● Task requirements
Extract the entries in their exact form.

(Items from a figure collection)
** START **
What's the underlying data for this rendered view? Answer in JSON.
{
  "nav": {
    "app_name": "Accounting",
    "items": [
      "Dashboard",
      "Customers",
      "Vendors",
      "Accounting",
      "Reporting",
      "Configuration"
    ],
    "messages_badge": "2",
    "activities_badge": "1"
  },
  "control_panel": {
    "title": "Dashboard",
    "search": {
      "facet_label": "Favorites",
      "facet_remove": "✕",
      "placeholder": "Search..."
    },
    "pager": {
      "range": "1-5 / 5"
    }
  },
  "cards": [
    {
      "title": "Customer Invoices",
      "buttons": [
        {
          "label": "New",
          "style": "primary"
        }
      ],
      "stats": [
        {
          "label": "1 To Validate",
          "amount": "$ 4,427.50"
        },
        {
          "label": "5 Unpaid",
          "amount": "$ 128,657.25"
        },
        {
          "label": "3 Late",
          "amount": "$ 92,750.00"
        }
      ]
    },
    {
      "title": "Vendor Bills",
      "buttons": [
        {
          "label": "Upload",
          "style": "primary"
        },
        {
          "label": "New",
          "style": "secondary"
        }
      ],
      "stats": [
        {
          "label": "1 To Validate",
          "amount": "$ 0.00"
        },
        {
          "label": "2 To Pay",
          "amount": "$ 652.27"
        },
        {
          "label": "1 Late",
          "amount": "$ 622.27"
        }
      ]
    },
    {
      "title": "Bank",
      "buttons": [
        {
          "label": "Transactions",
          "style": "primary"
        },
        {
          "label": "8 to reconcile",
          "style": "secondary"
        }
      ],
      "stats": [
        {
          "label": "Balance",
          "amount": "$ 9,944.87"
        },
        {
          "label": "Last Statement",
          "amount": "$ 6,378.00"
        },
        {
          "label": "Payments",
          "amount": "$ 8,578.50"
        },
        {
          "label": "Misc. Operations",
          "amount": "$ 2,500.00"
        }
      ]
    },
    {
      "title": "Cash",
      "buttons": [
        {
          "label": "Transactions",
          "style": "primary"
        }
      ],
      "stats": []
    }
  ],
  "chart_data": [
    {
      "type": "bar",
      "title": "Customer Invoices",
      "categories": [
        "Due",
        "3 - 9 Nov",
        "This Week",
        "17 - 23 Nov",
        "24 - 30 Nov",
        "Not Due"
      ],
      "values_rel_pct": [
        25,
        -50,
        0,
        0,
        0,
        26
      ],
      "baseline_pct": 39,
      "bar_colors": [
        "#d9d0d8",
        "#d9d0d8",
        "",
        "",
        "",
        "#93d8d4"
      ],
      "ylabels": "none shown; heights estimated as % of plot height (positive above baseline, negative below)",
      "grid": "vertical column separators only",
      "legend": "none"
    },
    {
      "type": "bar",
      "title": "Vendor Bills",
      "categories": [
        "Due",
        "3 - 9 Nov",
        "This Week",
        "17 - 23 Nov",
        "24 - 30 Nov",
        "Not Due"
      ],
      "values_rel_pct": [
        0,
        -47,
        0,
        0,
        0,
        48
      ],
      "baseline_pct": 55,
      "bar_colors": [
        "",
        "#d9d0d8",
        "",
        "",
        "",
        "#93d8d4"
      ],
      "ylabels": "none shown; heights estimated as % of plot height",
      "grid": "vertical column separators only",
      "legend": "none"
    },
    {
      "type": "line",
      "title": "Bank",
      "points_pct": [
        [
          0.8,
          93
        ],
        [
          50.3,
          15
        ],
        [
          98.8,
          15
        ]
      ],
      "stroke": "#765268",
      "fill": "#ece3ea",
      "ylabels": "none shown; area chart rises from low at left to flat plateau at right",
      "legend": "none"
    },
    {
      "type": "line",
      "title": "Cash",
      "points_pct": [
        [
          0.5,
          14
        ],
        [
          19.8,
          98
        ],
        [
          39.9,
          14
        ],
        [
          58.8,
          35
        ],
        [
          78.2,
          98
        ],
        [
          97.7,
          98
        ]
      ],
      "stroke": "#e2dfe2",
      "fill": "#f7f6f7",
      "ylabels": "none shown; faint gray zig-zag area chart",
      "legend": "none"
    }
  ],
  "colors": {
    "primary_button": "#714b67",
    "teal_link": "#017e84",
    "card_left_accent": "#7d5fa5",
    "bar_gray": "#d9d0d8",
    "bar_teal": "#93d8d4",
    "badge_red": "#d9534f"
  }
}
** END **
● Full answer
What's the underlying data for this rendered view? Answer in JSON.
{
  "nav": {
    "app_name": "Accounting",
    "items": [
      "Dashboard",
      "Customers",
      "Vendors",
      "Accounting",
      "Reporting",
      "Configuration"
    ],
    "messages_badge": "2",
    "activities_badge": "1"
  },
  "control_panel": {
    "title": "Dashboard",
    "search": {
      "facet_label": "Favorites",
      "facet_remove": "✕",
      "placeholder": "Search..."
    },
    "pager": {
      "range": "1-5 / 5"
    }
  },
  "cards": [
    {
      "title": "Customer Invoices",
      "buttons": [
        {
          "label": "New",
          "style": "primary"
        }
      ],
      "stats": [
        {
          "label": "1 To Validate",
          "amount": "$ 4,427.50"
        },
        {
          "label": "5 Unpaid",
          "amount": "$ 128,657.25"
        },
        {
          "label": "3 Late",
          "amount": "$ 92,750.00"
        }
      ]
    },
    {
      "title": "Vendor Bills",
      "buttons": [
        {
          "label": "Upload",
          "style": "primary"
        },
        {
          "label": "New",
          "style": "secondary"
        }
      ],
      "stats": [
        {
          "label": "1 To Validate",
          "amount": "$ 0.00"
        },
        {
          "label": "2 To Pay",
          "amount": "$ 652.27"
        },
        {
          "label": "1 Late",
          "amount": "$ 622.27"
        }
      ]
    },
    {
      "title": "Bank",
      "buttons": [
        {
          "label": "Transactions",
          "style": "primary"
        },
        {
          "label": "8 to reconcile",
          "style": "secondary"
        }
      ],
      "stats": [
        {
          "label": "Balance",
          "amount": "$ 9,944.87"
        },
        {
          "label": "Last Statement",
          "amount": "$ 6,378.00"
        },
        {
          "label": "Payments",
          "amount": "$ 8,578.50"
        },
        {
          "label": "Misc. Operations",
          "amount": "$ 2,500.00"
        }
      ]
    },
    {
      "title": "Cash",
      "buttons": [
        {
          "label": "Transactions",
          "style": "primary"
        }
      ],
      "stats": []
    }
  ],
  "chart_data": [
    {
      "type": "bar",
      "title": "Customer Invoices",
      "categories": [
        "Due",
        "3 - 9 Nov",
        "This Week",
        "17 - 23 Nov",
        "24 - 30 Nov",
        "Not Due"
      ],
      "values_rel_pct": [
        25,
        -50,
        0,
        0,
        0,
        26
      ],
      "baseline_pct": 39,
      "bar_colors": [
        "#d9d0d8",
        "#d9d0d8",
        "",
        "",
        "",
        "#93d8d4"
      ],
      "ylabels": "none shown; heights estimated as % of plot height (positive above baseline, negative below)",
      "grid": "vertical column separators only",
      "legend": "none"
    },
    {
      "type": "bar",
      "title": "Vendor Bills",
      "categories": [
        "Due",
        "3 - 9 Nov",
        "This Week",
        "17 - 23 Nov",
        "24 - 30 Nov",
        "Not Due"
      ],
      "values_rel_pct": [
        0,
        -47,
        0,
        0,
        0,
        48
      ],
      "baseline_pct": 55,
      "bar_colors": [
        "",
        "#d9d0d8",
        "",
        "",
        "",
        "#93d8d4"
      ],
      "ylabels": "none shown; heights estimated as % of plot height",
      "grid": "vertical column separators only",
      "legend": "none"
    },
    {
      "type": "line",
      "title": "Bank",
      "points_pct": [
        [
          0.8,
          93
        ],
        [
          50.3,
          15
        ],
        [
          98.8,
          15
        ]
      ],
      "stroke": "#765268",
      "fill": "#ece3ea",
      "ylabels": "none shown; area chart rises from low at left to flat plateau at right",
      "legend": "none"
    },
    {
      "type": "line",
      "title": "Cash",
      "points_pct": [
        [
          0.5,
          14
        ],
        [
          19.8,
          98
        ],
        [
          39.9,
          14
        ],
        [
          58.8,
          35
        ],
        [
          78.2,
          98
        ],
        [
          97.7,
          98
        ]
      ],
      "stroke": "#e2dfe2",
      "fill": "#f7f6f7",
      "ylabels": "none shown; faint gray zig-zag area chart",
      "legend": "none"
    }
  ],
  "colors": {
    "primary_button": "#714b67",
    "teal_link": "#017e84",
    "card_left_accent": "#7d5fa5",
    "bar_gray": "#d9d0d8",
    "bar_teal": "#93d8d4",
    "badge_red": "#d9534f"
  }
}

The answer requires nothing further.